- _Requirements_
Each record is to be transcribed exactly.

Dataset items:
>>

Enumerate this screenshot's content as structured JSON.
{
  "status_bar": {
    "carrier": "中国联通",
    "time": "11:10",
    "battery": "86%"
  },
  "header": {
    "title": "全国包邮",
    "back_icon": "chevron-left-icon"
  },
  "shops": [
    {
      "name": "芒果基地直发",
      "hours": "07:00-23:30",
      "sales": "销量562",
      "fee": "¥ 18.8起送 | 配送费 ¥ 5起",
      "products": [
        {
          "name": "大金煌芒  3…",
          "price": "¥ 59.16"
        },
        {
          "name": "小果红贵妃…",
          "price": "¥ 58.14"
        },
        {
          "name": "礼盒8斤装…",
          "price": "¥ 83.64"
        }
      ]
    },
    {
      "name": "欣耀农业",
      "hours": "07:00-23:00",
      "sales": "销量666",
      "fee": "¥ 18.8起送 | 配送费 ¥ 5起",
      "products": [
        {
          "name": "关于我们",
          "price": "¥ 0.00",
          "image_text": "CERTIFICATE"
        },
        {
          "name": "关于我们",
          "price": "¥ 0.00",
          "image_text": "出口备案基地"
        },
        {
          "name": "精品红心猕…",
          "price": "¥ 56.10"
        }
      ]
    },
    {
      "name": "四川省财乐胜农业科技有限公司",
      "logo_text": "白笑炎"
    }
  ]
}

<<

- _Solution for this exercise_
Enumerate this screenshot's content as structured JSON.
{
  "status_bar": {
    "carrier": "中国联通",
    "time": "11:10",
    "battery": "86%"
  },
  "header": {
    "title": "全国包邮",
    "back_icon": "chevron-left-icon"
  },
  "shops": [
    {
      "name": "芒果基地直发",
      "hours": "07:00-23:30",
      "sales": "销量562",
      "fee": "¥ 18.8起送 | 配送费 ¥ 5起",
      "products": [
        {
          "name": "大金煌芒  3…",
          "price": "¥ 59.16"
        },
        {
          "name": "小果红贵妃…",
          "price": "¥ 58.14"
        },
        {
          "name": "礼盒8斤装…",
          "price": "¥ 83.64"
        }
      ]
    },
    {
      "name": "欣耀农业",
      "hours": "07:00-23:00",
      "sales": "销量666",
      "fee": "¥ 18.8起送 | 配送费 ¥ 5起",
      "products": [
        {
          "name": "关于我们",
          "price": "¥ 0.00",
          "image_text": "CERTIFICATE"
        },
        {
          "name": "关于我们",
          "price": "¥ 0.00",
          "image_text": "出口备案基地"
        },
        {
          "name": "精品红心猕…",
          "price": "¥ 56.10"
        }
      ]
    },
    {
      "name": "四川省财乐胜农业科技有限公司",
      "logo_text": "白笑炎"
    }
  ]
}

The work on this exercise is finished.